SET TASK:
In the listing below, pick out lines with "Cash".

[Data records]
-*-

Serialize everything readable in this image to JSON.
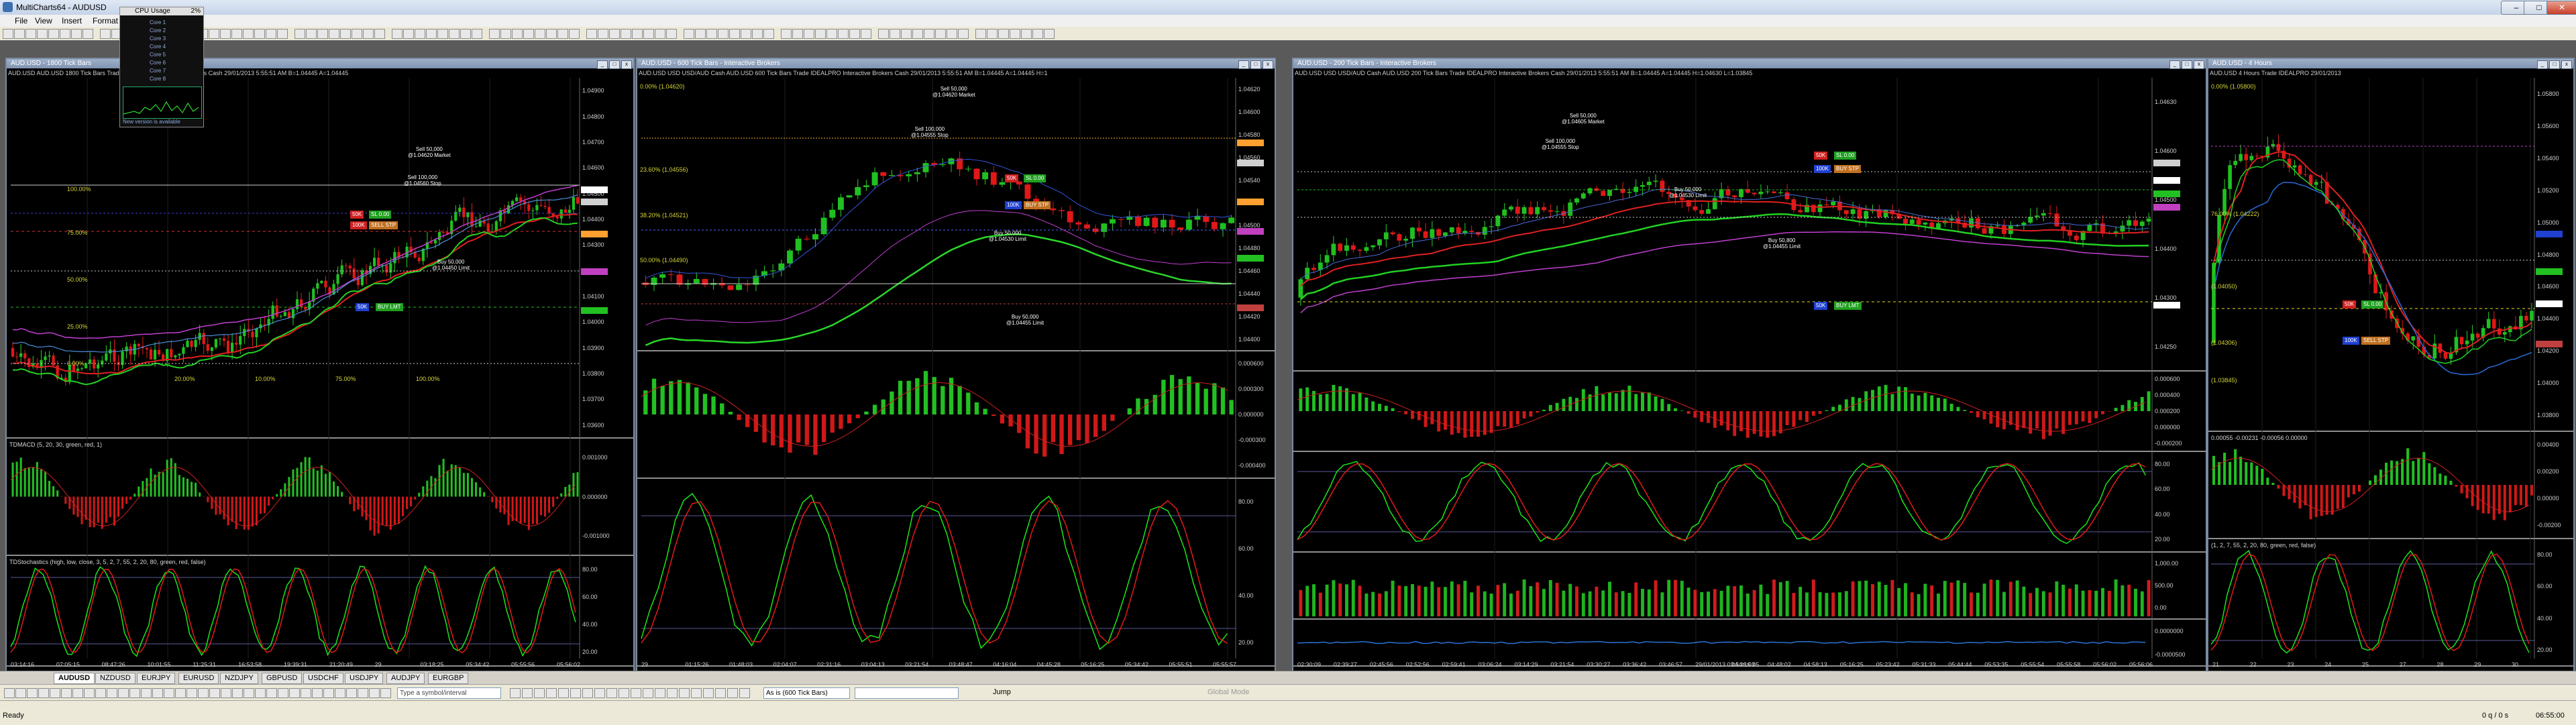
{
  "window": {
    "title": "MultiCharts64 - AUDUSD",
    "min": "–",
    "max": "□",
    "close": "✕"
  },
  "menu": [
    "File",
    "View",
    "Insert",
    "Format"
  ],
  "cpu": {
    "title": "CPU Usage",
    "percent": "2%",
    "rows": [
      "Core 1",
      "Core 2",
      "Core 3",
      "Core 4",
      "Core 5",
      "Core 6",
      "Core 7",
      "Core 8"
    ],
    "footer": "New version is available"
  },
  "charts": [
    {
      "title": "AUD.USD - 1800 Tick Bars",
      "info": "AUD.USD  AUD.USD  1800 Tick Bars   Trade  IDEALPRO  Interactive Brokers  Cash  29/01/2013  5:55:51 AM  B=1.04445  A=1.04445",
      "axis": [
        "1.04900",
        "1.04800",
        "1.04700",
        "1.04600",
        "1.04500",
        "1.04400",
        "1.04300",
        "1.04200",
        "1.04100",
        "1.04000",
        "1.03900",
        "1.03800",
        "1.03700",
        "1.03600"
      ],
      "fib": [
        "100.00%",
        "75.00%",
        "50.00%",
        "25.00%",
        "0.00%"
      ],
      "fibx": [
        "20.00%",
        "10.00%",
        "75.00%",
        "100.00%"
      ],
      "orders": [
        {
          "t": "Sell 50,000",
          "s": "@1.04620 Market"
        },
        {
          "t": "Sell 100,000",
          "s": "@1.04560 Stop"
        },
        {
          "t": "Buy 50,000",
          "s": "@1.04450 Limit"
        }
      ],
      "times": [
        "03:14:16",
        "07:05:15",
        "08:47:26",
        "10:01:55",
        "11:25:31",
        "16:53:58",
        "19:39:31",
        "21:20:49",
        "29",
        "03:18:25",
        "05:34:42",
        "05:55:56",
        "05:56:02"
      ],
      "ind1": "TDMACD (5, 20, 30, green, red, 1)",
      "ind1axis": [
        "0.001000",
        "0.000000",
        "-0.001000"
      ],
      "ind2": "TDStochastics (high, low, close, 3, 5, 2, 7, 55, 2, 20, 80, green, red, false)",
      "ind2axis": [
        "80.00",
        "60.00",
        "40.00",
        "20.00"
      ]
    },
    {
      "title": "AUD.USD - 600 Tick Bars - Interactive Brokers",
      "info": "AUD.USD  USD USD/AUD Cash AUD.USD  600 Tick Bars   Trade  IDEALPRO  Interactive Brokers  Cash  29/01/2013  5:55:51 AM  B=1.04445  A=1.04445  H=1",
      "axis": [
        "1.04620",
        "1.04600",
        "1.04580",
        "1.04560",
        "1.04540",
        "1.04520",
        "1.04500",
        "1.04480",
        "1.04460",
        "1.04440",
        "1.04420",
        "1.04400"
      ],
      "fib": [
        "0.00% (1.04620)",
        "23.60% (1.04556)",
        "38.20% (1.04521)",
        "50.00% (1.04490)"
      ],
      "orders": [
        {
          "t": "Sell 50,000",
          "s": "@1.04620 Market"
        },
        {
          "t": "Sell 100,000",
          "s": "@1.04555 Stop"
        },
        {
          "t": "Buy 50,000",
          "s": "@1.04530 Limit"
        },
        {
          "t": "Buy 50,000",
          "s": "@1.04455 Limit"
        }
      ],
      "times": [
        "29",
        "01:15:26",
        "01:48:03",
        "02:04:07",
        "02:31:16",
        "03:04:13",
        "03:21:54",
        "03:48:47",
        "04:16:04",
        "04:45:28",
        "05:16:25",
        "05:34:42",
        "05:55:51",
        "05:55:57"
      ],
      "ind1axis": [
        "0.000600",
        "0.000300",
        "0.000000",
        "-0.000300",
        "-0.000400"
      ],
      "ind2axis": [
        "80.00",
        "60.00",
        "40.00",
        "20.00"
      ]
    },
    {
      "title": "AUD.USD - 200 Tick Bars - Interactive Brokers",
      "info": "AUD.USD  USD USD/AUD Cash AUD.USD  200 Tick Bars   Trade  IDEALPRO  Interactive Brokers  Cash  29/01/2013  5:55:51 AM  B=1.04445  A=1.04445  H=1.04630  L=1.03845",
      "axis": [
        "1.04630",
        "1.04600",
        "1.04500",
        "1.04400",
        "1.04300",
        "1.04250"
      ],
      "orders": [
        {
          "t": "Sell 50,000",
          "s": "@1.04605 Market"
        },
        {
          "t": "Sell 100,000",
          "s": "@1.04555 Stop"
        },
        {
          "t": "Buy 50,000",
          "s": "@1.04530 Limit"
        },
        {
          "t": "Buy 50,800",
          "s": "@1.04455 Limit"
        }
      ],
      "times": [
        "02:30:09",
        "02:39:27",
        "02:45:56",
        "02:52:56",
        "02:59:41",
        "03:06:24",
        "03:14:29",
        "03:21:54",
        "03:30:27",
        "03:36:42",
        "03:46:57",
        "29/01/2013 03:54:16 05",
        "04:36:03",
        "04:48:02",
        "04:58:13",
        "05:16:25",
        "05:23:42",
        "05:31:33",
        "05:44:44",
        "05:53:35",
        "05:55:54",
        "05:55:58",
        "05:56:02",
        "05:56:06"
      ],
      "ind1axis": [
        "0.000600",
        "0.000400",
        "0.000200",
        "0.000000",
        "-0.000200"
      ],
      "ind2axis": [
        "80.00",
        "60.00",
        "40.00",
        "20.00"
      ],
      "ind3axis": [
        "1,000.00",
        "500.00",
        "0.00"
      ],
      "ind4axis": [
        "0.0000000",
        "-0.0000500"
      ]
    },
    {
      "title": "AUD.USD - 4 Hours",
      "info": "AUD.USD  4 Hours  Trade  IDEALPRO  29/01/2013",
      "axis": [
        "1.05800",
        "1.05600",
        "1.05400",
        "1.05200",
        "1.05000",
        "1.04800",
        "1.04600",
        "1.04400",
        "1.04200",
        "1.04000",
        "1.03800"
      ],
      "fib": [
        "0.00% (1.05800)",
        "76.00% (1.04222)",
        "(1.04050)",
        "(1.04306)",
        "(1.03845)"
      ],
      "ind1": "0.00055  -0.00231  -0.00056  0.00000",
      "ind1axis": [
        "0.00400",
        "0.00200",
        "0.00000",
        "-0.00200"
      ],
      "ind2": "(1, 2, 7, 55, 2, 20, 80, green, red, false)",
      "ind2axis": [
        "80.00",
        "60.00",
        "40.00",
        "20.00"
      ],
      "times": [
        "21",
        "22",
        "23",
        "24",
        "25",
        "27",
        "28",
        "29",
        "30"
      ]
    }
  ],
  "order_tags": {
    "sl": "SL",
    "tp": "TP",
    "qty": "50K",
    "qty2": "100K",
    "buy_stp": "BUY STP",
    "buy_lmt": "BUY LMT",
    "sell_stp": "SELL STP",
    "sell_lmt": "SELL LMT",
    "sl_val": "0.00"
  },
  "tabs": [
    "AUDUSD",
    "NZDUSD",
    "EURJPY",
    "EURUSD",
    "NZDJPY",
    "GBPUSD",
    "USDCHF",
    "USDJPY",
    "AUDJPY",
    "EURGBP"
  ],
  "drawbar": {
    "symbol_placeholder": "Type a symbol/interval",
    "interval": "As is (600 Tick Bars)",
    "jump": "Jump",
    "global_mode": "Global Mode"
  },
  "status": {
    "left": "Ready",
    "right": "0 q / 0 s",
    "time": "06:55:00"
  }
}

-*-

TASK OUTPUT:
      "info": "AUD.USD  AUD.USD  1800 Tick Bars   Trade  IDEALPRO  Interactive Brokers  Cash  29/01/2013  5:55:51 AM  B=1.04445  A=1.04445",
      "info": "AUD.USD  USD USD/AUD Cash AUD.USD  600 Tick Bars   Trade  IDEALPRO  Interactive Brokers  Cash  29/01/2013  5:55:51 AM  B=1.04445  A=1.04445  H=1",
      "info": "AUD.USD  USD USD/AUD Cash AUD.USD  200 Tick Bars   Trade  IDEALPRO  Interactive Brokers  Cash  29/01/2013  5:55:51 AM  B=1.04445  A=1.04445  H=1.04630  L=1.03845",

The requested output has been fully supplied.